Chart and figure data:
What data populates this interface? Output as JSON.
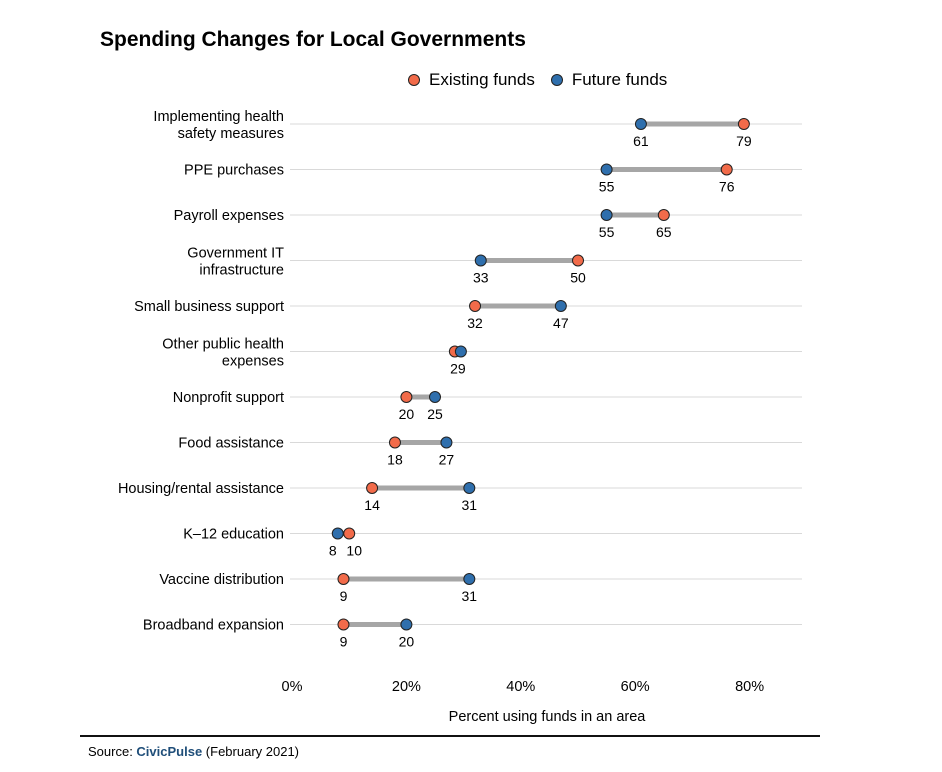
{
  "chart_data": {
    "type": "dumbbell",
    "title": "Spending Changes for Local Governments",
    "xlabel": "Percent using funds in an area",
    "xlim": [
      0,
      90
    ],
    "xticks": [
      0,
      20,
      40,
      60,
      80
    ],
    "xtick_labels": [
      "0%",
      "20%",
      "40%",
      "60%",
      "80%"
    ],
    "legend_position": "top-center",
    "series": [
      {
        "name": "Existing funds",
        "color": "#f26b4a"
      },
      {
        "name": "Future funds",
        "color": "#2f6fad"
      }
    ],
    "categories": [
      {
        "label": [
          "Implementing health",
          "safety measures"
        ],
        "existing": 79,
        "future": 61
      },
      {
        "label": [
          "PPE purchases"
        ],
        "existing": 76,
        "future": 55
      },
      {
        "label": [
          "Payroll expenses"
        ],
        "existing": 65,
        "future": 55
      },
      {
        "label": [
          "Government IT",
          "infrastructure"
        ],
        "existing": 50,
        "future": 33
      },
      {
        "label": [
          "Small business support"
        ],
        "existing": 32,
        "future": 47
      },
      {
        "label": [
          "Other public health",
          "expenses"
        ],
        "existing": 29,
        "future": 29
      },
      {
        "label": [
          "Nonprofit support"
        ],
        "existing": 20,
        "future": 25
      },
      {
        "label": [
          "Food assistance"
        ],
        "existing": 18,
        "future": 27
      },
      {
        "label": [
          "Housing/rental assistance"
        ],
        "existing": 14,
        "future": 31
      },
      {
        "label": [
          "K–12 education"
        ],
        "existing": 10,
        "future": 8
      },
      {
        "label": [
          "Vaccine distribution"
        ],
        "existing": 9,
        "future": 31
      },
      {
        "label": [
          "Broadband expansion"
        ],
        "existing": 9,
        "future": 20
      }
    ],
    "connector_color": "#a6a6a6",
    "gridline_color": "#d9d9d9"
  },
  "source": {
    "prefix": "Source: ",
    "brand": "CivicPulse",
    "suffix": " (February 2021)"
  }
}
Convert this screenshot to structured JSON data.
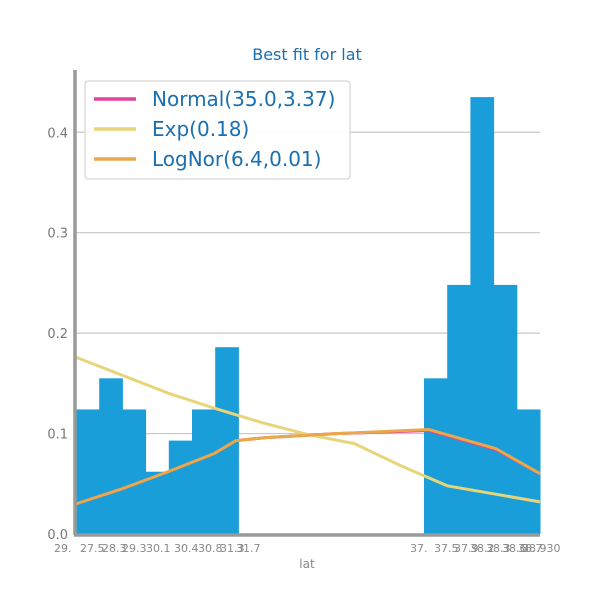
{
  "chart_data": {
    "type": "bar",
    "title": "Best fit for lat",
    "xlabel": "lat",
    "ylabel": "",
    "ylim": [
      0,
      0.46
    ],
    "yticks": [
      "0.0",
      "0.1",
      "0.2",
      "0.3",
      "0.4"
    ],
    "ytick_values": [
      0,
      0.1,
      0.2,
      0.3,
      0.4
    ],
    "histogram": {
      "color": "#1a9ed9",
      "values": [
        0.124,
        0.155,
        0.124,
        0.062,
        0.093,
        0.124,
        0.186,
        0,
        0,
        0,
        0,
        0,
        0,
        0,
        0,
        0.155,
        0.248,
        0.435,
        0.248,
        0.124
      ]
    },
    "x_tick_labels": [
      "29.",
      "27.5",
      "28.3",
      "29.3",
      "30.1",
      "30.4",
      "30.8",
      "31.3",
      "31.7",
      "37.",
      "37.5",
      "37.9",
      "38.2",
      "38.3",
      "38.6",
      "38.7",
      "38.930"
    ],
    "series": [
      {
        "name": "Normal(35.0,3.37)",
        "color": "#e0449a",
        "values": [
          0.03,
          0.045,
          0.062,
          0.08,
          0.093,
          0.096,
          0.1,
          0.103,
          0.084,
          0.06
        ]
      },
      {
        "name": "Exp(0.18)",
        "color": "#e8d57a",
        "values": [
          0.176,
          0.158,
          0.14,
          0.125,
          0.111,
          0.099,
          0.09,
          0.068,
          0.048,
          0.04,
          0.032
        ]
      },
      {
        "name": "LogNor(6.4,0.01)",
        "color": "#eaa848",
        "values": [
          0.03,
          0.045,
          0.062,
          0.08,
          0.093,
          0.096,
          0.1,
          0.104,
          0.085,
          0.06
        ]
      }
    ],
    "legend_position": "top-left",
    "grid": true
  }
}
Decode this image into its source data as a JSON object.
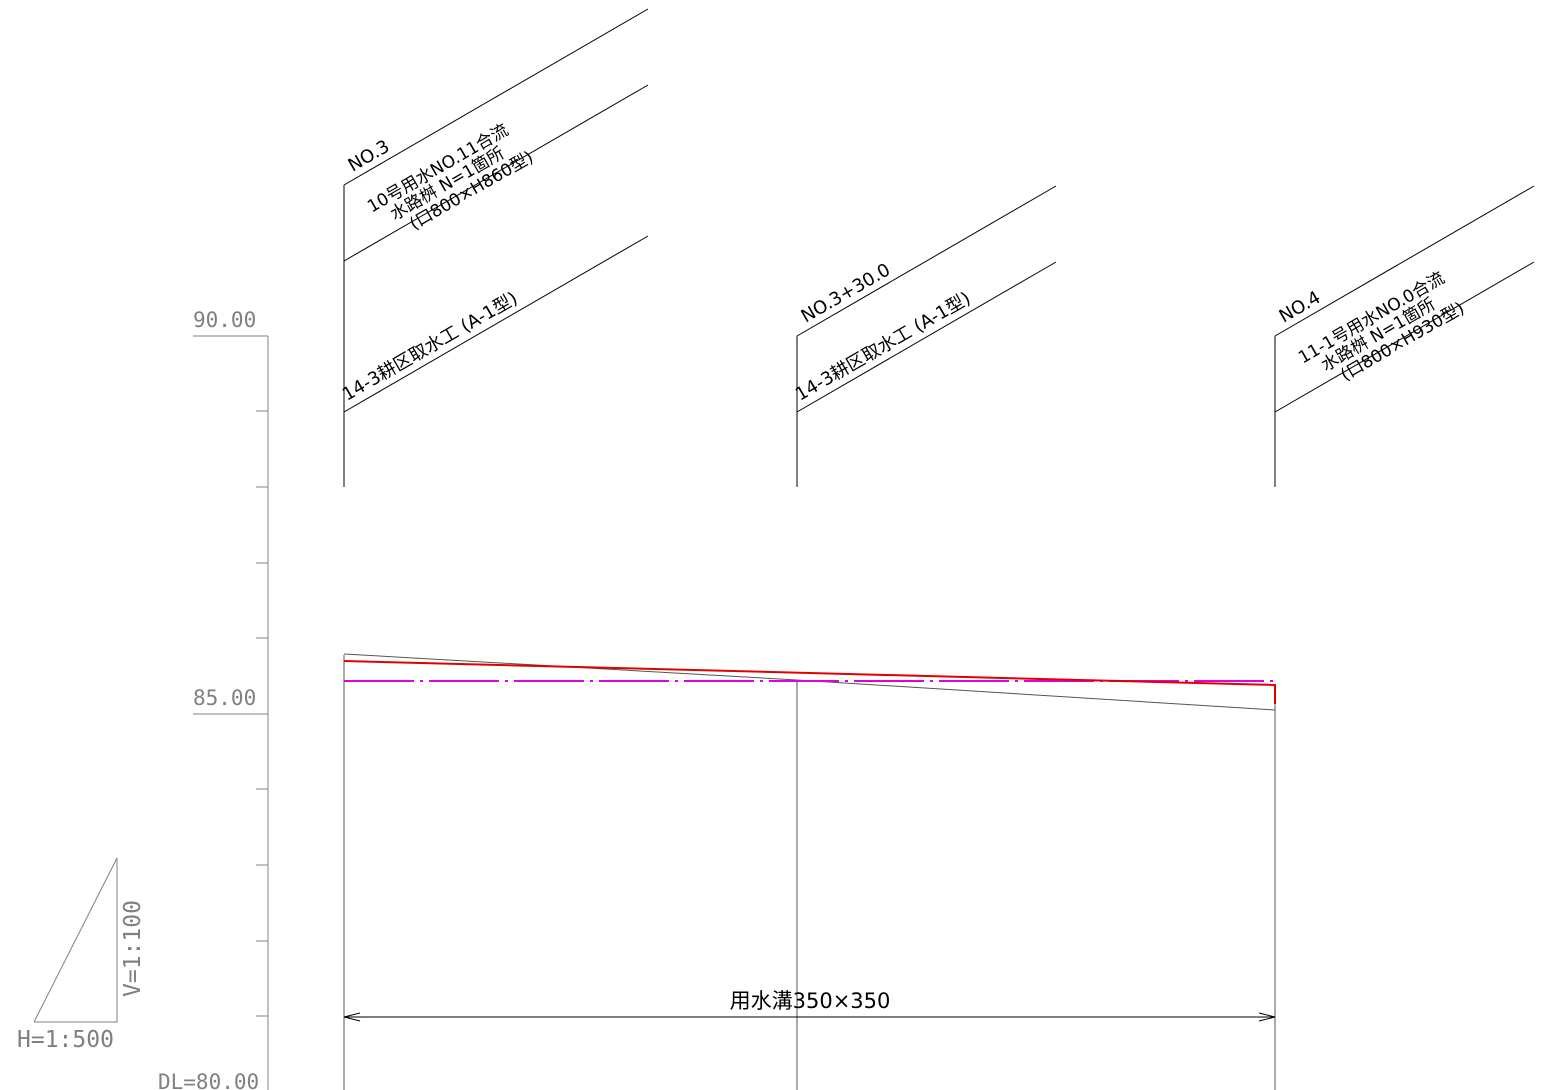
{
  "scale": {
    "h": "H=1:500",
    "v": "V=1:100",
    "datum": "DL=80.00"
  },
  "elevation_labels": [
    {
      "text": "90.00",
      "value": 90.0
    },
    {
      "text": "85.00",
      "value": 85.0
    }
  ],
  "stations": [
    {
      "id": "no3",
      "name": "NO.3",
      "notes": [
        "10号用水NO.11合流",
        "水路桝  N=1箇所",
        "(口800×H860型)"
      ],
      "structure": "14-3耕区取水工 (A-1型)"
    },
    {
      "id": "no3p30",
      "name": "NO.3+30.0",
      "notes": [],
      "structure": "14-3耕区取水工 (A-1型)"
    },
    {
      "id": "no4",
      "name": "NO.4",
      "notes": [
        "11-1号用水NO.0合流",
        "水路桝  N=1箇所",
        "(口800×H930型)"
      ],
      "structure": ""
    }
  ],
  "channel_label": "用水溝350×350",
  "colors": {
    "design_line": "#e00000",
    "water_line": "#e000e0",
    "ground_line": "#000000",
    "axis": "#808080"
  }
}
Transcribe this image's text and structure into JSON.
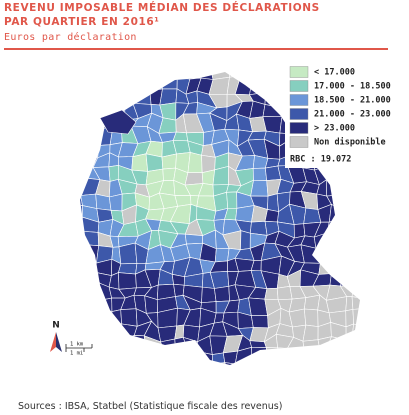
{
  "header": {
    "title_line1": "REVENU IMPOSABLE MÉDIAN DES DÉCLARATIONS",
    "title_line2": "PAR QUARTIER EN 2016¹",
    "subtitle": "Euros par déclaration"
  },
  "legend": {
    "items": [
      {
        "label": "< 17.000",
        "color": "#c6eac3"
      },
      {
        "label": "17.000 - 18.500",
        "color": "#86cfbf"
      },
      {
        "label": "18.500 - 21.000",
        "color": "#6b96d8"
      },
      {
        "label": "21.000 - 23.000",
        "color": "#3d58aa"
      },
      {
        "label": "> 23.000",
        "color": "#282b7a"
      },
      {
        "label": "Non disponible",
        "color": "#c9c9c9"
      }
    ],
    "summary": "RBC : 19.072"
  },
  "scale": {
    "north": "N",
    "km": "1 km",
    "mi": "1 mi"
  },
  "source": "Sources : IBSA, Statbel (Statistique fiscale des revenus)"
}
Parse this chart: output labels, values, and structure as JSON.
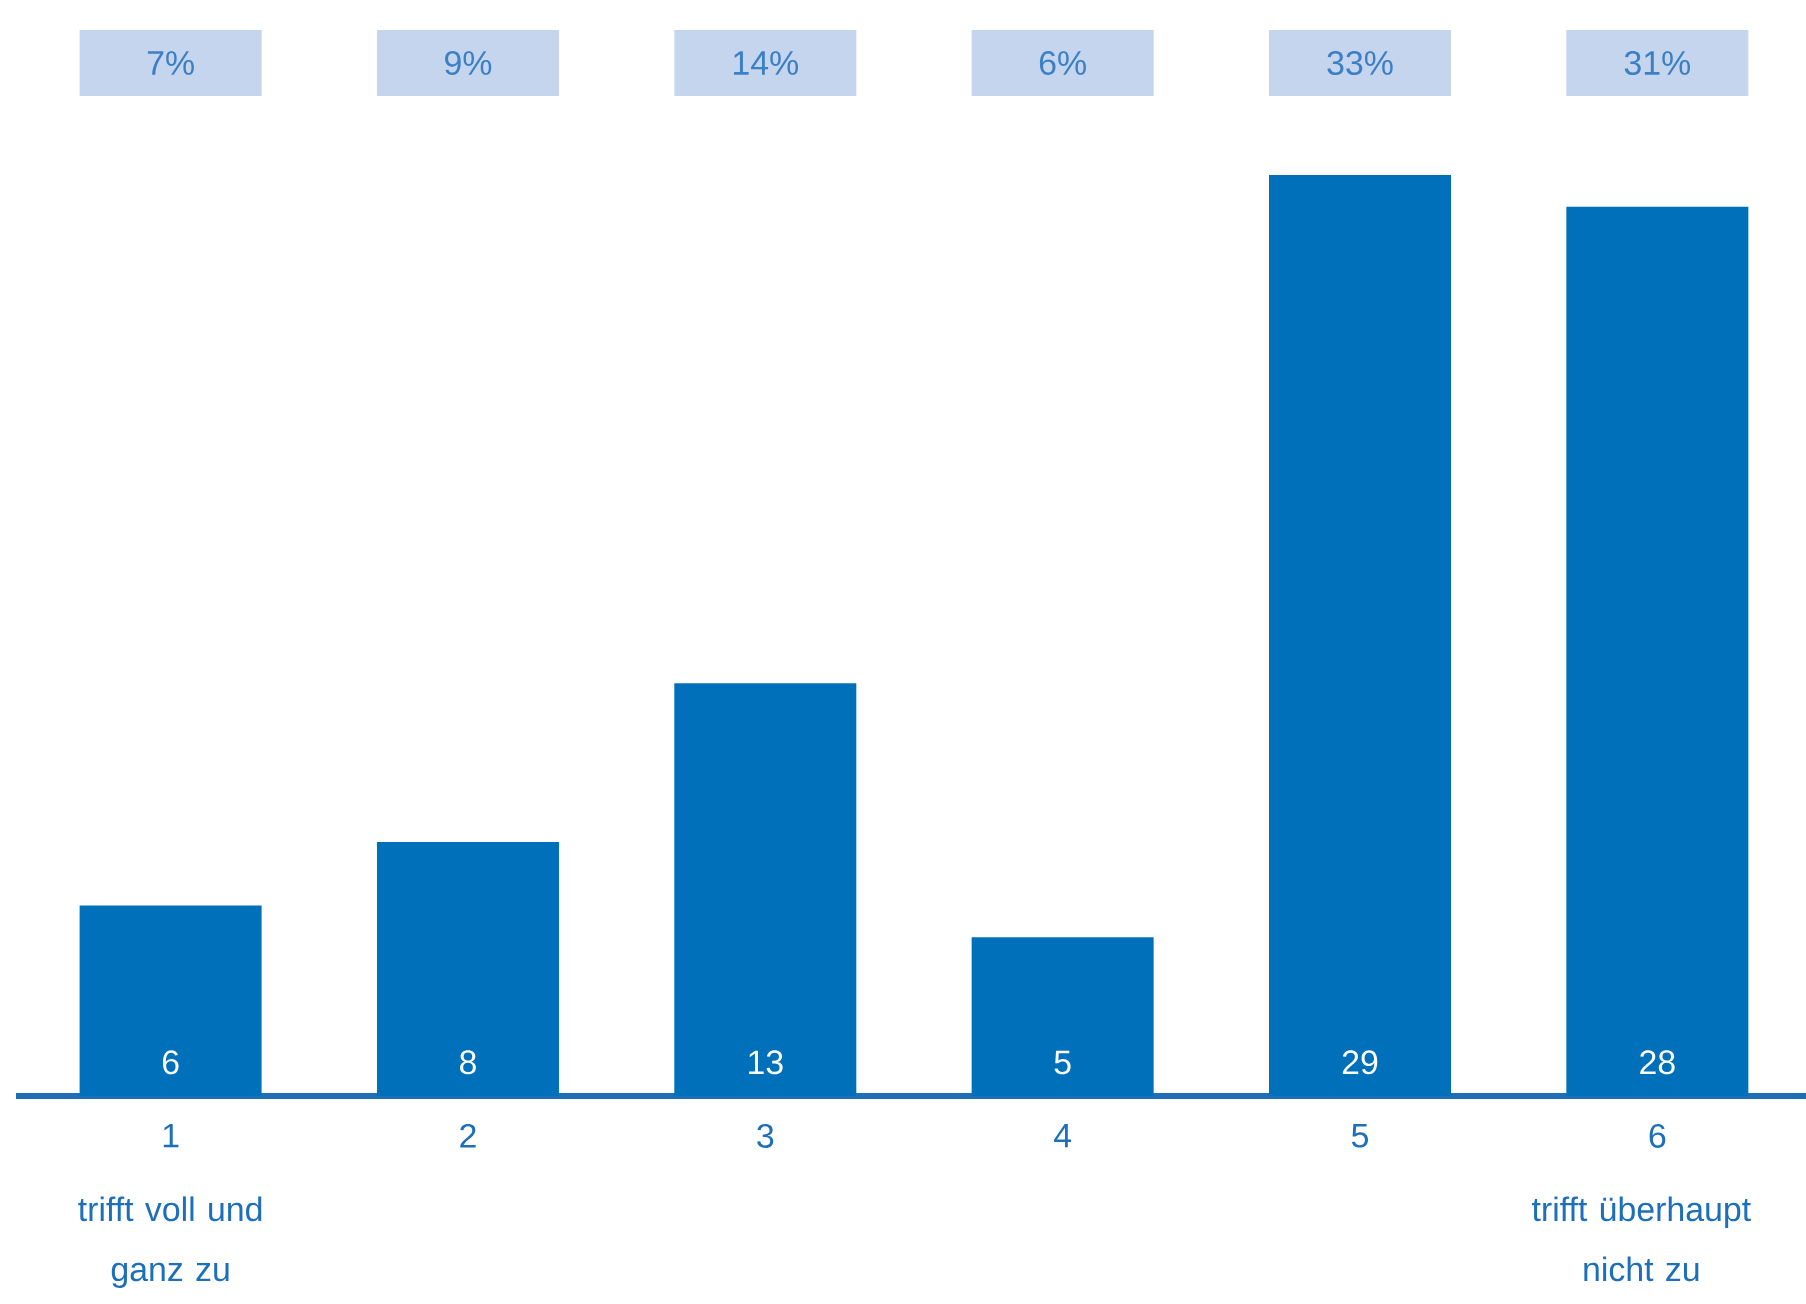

Do this: Without including any pictures, output all the entries above exactly.

Written answer:
What data populates this interface? Output as JSON.
{
  "chart_data": {
    "type": "dumbbell",
    "title": "Spending Changes for Local Governments",
    "xlabel": "Percent using funds in an area",
    "xlim": [
      0,
      90
    ],
    "xticks": [
      0,
      20,
      40,
      60,
      80
    ],
    "xtick_labels": [
      "0%",
      "20%",
      "40%",
      "60%",
      "80%"
    ],
    "legend_position": "top-center",
    "series": [
      {
        "name": "Existing funds",
        "color": "#f26b4a"
      },
      {
        "name": "Future funds",
        "color": "#2f6fad"
      }
    ],
    "categories": [
      {
        "label": [
          "Implementing health",
          "safety measures"
        ],
        "existing": 79,
        "future": 61
      },
      {
        "label": [
          "PPE purchases"
        ],
        "existing": 76,
        "future": 55
      },
      {
        "label": [
          "Payroll expenses"
        ],
        "existing": 65,
        "future": 55
      },
      {
        "label": [
          "Government IT",
          "infrastructure"
        ],
        "existing": 50,
        "future": 33
      },
      {
        "label": [
          "Small business support"
        ],
        "existing": 32,
        "future": 47
      },
      {
        "label": [
          "Other public health",
          "expenses"
        ],
        "existing": 29,
        "future": 29
      },
      {
        "label": [
          "Nonprofit support"
        ],
        "existing": 20,
        "future": 25
      },
      {
        "label": [
          "Food assistance"
        ],
        "existing": 18,
        "future": 27
      },
      {
        "label": [
          "Housing/rental assistance"
        ],
        "existing": 14,
        "future": 31
      },
      {
        "label": [
          "K–12 education"
        ],
        "existing": 10,
        "future": 8
      },
      {
        "label": [
          "Vaccine distribution"
        ],
        "existing": 9,
        "future": 31
      },
      {
        "label": [
          "Broadband expansion"
        ],
        "existing": 9,
        "future": 20
      }
    ],
    "connector_color": "#a6a6a6",
    "gridline_color": "#d9d9d9"
  },
  "source": {
    "prefix": "Source: ",
    "brand": "CivicPulse",
    "suffix": " (February 2021)"
  }
}
Convert this screenshot to structured JSON data.
{
  "chart_data": {
    "type": "bar",
    "title": "Best fit for lat",
    "xlabel": "lat",
    "ylabel": "",
    "ylim": [
      0,
      0.46
    ],
    "yticks": [
      "0.0",
      "0.1",
      "0.2",
      "0.3",
      "0.4"
    ],
    "ytick_values": [
      0,
      0.1,
      0.2,
      0.3,
      0.4
    ],
    "histogram": {
      "color": "#1a9ed9",
      "values": [
        0.124,
        0.155,
        0.124,
        0.062,
        0.093,
        0.124,
        0.186,
        0,
        0,
        0,
        0,
        0,
        0,
        0,
        0,
        0.155,
        0.248,
        0.435,
        0.248,
        0.124
      ]
    },
    "x_tick_labels": [
      "29.",
      "27.5",
      "28.3",
      "29.3",
      "30.1",
      "30.4",
      "30.8",
      "31.3",
      "31.7",
      "37.",
      "37.5",
      "37.9",
      "38.2",
      "38.3",
      "38.6",
      "38.7",
      "38.930"
    ],
    "series": [
      {
        "name": "Normal(35.0,3.37)",
        "color": "#e0449a",
        "values": [
          0.03,
          0.045,
          0.062,
          0.08,
          0.093,
          0.096,
          0.1,
          0.103,
          0.084,
          0.06
        ]
      },
      {
        "name": "Exp(0.18)",
        "color": "#e8d57a",
        "values": [
          0.176,
          0.158,
          0.14,
          0.125,
          0.111,
          0.099,
          0.09,
          0.068,
          0.048,
          0.04,
          0.032
        ]
      },
      {
        "name": "LogNor(6.4,0.01)",
        "color": "#eaa848",
        "values": [
          0.03,
          0.045,
          0.062,
          0.08,
          0.093,
          0.096,
          0.1,
          0.104,
          0.085,
          0.06
        ]
      }
    ],
    "legend_position": "top-left",
    "grid": true
  }
}
Decode this image into its source data as a JSON object.
{
  "scale": {
    "h": "H=1:500",
    "v": "V=1:100",
    "datum": "DL=80.00"
  },
  "elevation_labels": [
    {
      "text": "90.00",
      "value": 90.0
    },
    {
      "text": "85.00",
      "value": 85.0
    }
  ],
  "stations": [
    {
      "id": "no3",
      "name": "NO.3",
      "notes": [
        "10号用水NO.11合流",
        "水路桝  N=1箇所",
        "(口800×H860型)"
      ],
      "structure": "14-3耕区取水工 (A-1型)"
    },
    {
      "id": "no3p30",
      "name": "NO.3+30.0",
      "notes": [],
      "structure": "14-3耕区取水工 (A-1型)"
    },
    {
      "id": "no4",
      "name": "NO.4",
      "notes": [
        "11-1号用水NO.0合流",
        "水路桝  N=1箇所",
        "(口800×H930型)"
      ],
      "structure": ""
    }
  ],
  "channel_label": "用水溝350×350",
  "colors": {
    "design_line": "#e00000",
    "water_line": "#e000e0",
    "ground_line": "#000000",
    "axis": "#808080"
  }
}
Transcribe this image's text and structure into JSON.
{
  "header": {
    "title_line1": "REVENU IMPOSABLE MÉDIAN DES DÉCLARATIONS",
    "title_line2": "PAR QUARTIER EN 2016¹",
    "subtitle": "Euros par déclaration"
  },
  "legend": {
    "items": [
      {
        "label": "< 17.000",
        "color": "#c6eac3"
      },
      {
        "label": "17.000 - 18.500",
        "color": "#86cfbf"
      },
      {
        "label": "18.500 - 21.000",
        "color": "#6b96d8"
      },
      {
        "label": "21.000 - 23.000",
        "color": "#3d58aa"
      },
      {
        "label": "> 23.000",
        "color": "#282b7a"
      },
      {
        "label": "Non disponible",
        "color": "#c9c9c9"
      }
    ],
    "summary": "RBC : 19.072"
  },
  "scale": {
    "north": "N",
    "km": "1 km",
    "mi": "1 mi"
  },
  "source": "Sources : IBSA, Statbel (Statistique fiscale des revenus)"
}
Parse this chart: output labels, values, and structure as JSON.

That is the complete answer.